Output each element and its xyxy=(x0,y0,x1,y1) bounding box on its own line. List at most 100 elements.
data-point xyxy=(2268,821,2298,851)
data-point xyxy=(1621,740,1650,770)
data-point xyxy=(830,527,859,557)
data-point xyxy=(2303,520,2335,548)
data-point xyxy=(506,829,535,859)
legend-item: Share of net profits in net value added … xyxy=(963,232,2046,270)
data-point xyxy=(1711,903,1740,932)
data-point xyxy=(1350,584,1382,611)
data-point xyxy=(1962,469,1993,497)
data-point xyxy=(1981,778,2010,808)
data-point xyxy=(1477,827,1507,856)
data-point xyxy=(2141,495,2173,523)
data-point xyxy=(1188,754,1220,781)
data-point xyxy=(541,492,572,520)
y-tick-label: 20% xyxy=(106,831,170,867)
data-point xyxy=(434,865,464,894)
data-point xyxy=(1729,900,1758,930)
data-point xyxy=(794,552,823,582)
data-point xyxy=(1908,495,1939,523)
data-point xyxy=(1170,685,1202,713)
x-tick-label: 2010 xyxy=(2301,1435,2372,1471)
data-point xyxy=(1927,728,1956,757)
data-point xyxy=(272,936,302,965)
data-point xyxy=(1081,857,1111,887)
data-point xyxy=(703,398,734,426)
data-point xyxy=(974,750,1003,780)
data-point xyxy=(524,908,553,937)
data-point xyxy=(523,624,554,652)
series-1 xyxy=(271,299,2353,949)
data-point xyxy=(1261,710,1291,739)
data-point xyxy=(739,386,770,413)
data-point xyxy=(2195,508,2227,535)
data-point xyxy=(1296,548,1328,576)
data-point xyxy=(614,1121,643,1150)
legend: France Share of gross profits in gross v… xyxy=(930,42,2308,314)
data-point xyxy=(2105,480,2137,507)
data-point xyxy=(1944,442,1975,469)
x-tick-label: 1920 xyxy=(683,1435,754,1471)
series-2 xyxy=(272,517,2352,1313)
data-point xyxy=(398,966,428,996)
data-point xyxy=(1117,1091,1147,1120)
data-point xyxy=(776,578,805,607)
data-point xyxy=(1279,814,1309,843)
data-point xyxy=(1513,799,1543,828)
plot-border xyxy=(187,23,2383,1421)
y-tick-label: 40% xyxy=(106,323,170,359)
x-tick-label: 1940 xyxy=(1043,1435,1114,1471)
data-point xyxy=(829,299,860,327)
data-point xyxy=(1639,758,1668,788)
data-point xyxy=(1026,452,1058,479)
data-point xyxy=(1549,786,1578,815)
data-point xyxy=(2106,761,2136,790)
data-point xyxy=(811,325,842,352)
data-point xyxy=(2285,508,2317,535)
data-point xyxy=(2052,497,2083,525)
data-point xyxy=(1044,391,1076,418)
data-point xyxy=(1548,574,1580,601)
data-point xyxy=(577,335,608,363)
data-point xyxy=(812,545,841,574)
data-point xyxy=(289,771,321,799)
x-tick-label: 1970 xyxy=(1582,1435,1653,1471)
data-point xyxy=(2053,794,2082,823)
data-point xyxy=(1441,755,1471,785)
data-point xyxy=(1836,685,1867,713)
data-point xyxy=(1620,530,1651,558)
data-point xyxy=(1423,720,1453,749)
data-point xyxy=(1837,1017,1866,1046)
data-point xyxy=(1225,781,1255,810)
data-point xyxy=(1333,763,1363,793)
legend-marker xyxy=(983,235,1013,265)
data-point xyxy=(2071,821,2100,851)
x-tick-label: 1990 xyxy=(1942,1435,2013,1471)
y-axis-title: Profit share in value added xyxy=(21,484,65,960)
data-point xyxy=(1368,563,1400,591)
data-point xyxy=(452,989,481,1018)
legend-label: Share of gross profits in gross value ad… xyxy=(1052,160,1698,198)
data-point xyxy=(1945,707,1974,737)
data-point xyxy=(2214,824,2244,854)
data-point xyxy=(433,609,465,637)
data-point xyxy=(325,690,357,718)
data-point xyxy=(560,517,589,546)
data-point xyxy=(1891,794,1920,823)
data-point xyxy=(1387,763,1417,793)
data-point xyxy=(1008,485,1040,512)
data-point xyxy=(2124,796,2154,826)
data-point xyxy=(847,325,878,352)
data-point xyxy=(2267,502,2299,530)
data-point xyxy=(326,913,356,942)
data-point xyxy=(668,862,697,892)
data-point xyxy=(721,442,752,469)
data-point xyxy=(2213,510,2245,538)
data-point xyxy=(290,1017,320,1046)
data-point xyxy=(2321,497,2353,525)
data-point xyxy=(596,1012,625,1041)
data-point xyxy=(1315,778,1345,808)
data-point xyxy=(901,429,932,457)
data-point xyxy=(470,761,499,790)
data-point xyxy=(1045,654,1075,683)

━━━━

§ What you should do: Can you copy every row above word for word, one line for each, without changing anything?

§ Result of the task:
Output each element and its xyxy=(x0,y0,x1,y1) bounding box on its own line. List at most 100 elements.
data-point xyxy=(2268,821,2298,851)
data-point xyxy=(1621,740,1650,770)
data-point xyxy=(830,527,859,557)
data-point xyxy=(2303,520,2335,548)
data-point xyxy=(506,829,535,859)
legend-item: Share of net profits in net value added … xyxy=(963,232,2046,270)
data-point xyxy=(1711,903,1740,932)
data-point xyxy=(1350,584,1382,611)
data-point xyxy=(1962,469,1993,497)
data-point xyxy=(1981,778,2010,808)
data-point xyxy=(1477,827,1507,856)
data-point xyxy=(2141,495,2173,523)
data-point xyxy=(1188,754,1220,781)
data-point xyxy=(541,492,572,520)
y-tick-label: 20% xyxy=(106,831,170,867)
data-point xyxy=(434,865,464,894)
data-point xyxy=(1729,900,1758,930)
data-point xyxy=(794,552,823,582)
data-point xyxy=(1908,495,1939,523)
data-point xyxy=(1170,685,1202,713)
x-tick-label: 2010 xyxy=(2301,1435,2372,1471)
data-point xyxy=(1927,728,1956,757)
data-point xyxy=(272,936,302,965)
data-point xyxy=(1081,857,1111,887)
data-point xyxy=(703,398,734,426)
data-point xyxy=(974,750,1003,780)
data-point xyxy=(524,908,553,937)
data-point xyxy=(523,624,554,652)
series-1 xyxy=(271,299,2353,949)
data-point xyxy=(1261,710,1291,739)
data-point xyxy=(739,386,770,413)
data-point xyxy=(2195,508,2227,535)
data-point xyxy=(1296,548,1328,576)
data-point xyxy=(614,1121,643,1150)
legend: France Share of gross profits in gross v… xyxy=(930,42,2308,314)
data-point xyxy=(2105,480,2137,507)
data-point xyxy=(1944,442,1975,469)
x-tick-label: 1920 xyxy=(683,1435,754,1471)
series-2 xyxy=(272,517,2352,1313)
data-point xyxy=(398,966,428,996)
data-point xyxy=(1117,1091,1147,1120)
data-point xyxy=(776,578,805,607)
data-point xyxy=(1279,814,1309,843)
data-point xyxy=(1513,799,1543,828)
plot-border xyxy=(187,23,2383,1421)
y-tick-label: 40% xyxy=(106,323,170,359)
x-tick-label: 1940 xyxy=(1043,1435,1114,1471)
data-point xyxy=(829,299,860,327)
data-point xyxy=(1639,758,1668,788)
data-point xyxy=(1026,452,1058,479)
data-point xyxy=(1549,786,1578,815)
data-point xyxy=(2106,761,2136,790)
data-point xyxy=(811,325,842,352)
data-point xyxy=(2285,508,2317,535)
data-point xyxy=(2052,497,2083,525)
data-point xyxy=(1044,391,1076,418)
data-point xyxy=(1548,574,1580,601)
data-point xyxy=(577,335,608,363)
data-point xyxy=(812,545,841,574)
data-point xyxy=(289,771,321,799)
x-tick-label: 1970 xyxy=(1582,1435,1653,1471)
data-point xyxy=(2053,794,2082,823)
data-point xyxy=(1441,755,1471,785)
data-point xyxy=(1836,685,1867,713)
data-point xyxy=(1620,530,1651,558)
data-point xyxy=(1423,720,1453,749)
data-point xyxy=(1837,1017,1866,1046)
data-point xyxy=(1225,781,1255,810)
data-point xyxy=(1333,763,1363,793)
legend-marker xyxy=(983,235,1013,265)
data-point xyxy=(2071,821,2100,851)
x-tick-label: 1990 xyxy=(1942,1435,2013,1471)
y-axis-title: Profit share in value added xyxy=(21,484,65,960)
data-point xyxy=(1368,563,1400,591)
data-point xyxy=(452,989,481,1018)
legend-label: Share of gross profits in gross value ad… xyxy=(1052,160,1698,198)
data-point xyxy=(1945,707,1974,737)
data-point xyxy=(2214,824,2244,854)
data-point xyxy=(433,609,465,637)
data-point xyxy=(325,690,357,718)
data-point xyxy=(560,517,589,546)
data-point xyxy=(1891,794,1920,823)
data-point xyxy=(1387,763,1417,793)
data-point xyxy=(1008,485,1040,512)
data-point xyxy=(2124,796,2154,826)
data-point xyxy=(847,325,878,352)
data-point xyxy=(2267,502,2299,530)
data-point xyxy=(326,913,356,942)
data-point xyxy=(668,862,697,892)
data-point xyxy=(721,442,752,469)
data-point xyxy=(2213,510,2245,538)
data-point xyxy=(290,1017,320,1046)
data-point xyxy=(2321,497,2353,525)
data-point xyxy=(596,1012,625,1041)
data-point xyxy=(1315,778,1345,808)
data-point xyxy=(901,429,932,457)
data-point xyxy=(470,761,499,790)
data-point xyxy=(1045,654,1075,683)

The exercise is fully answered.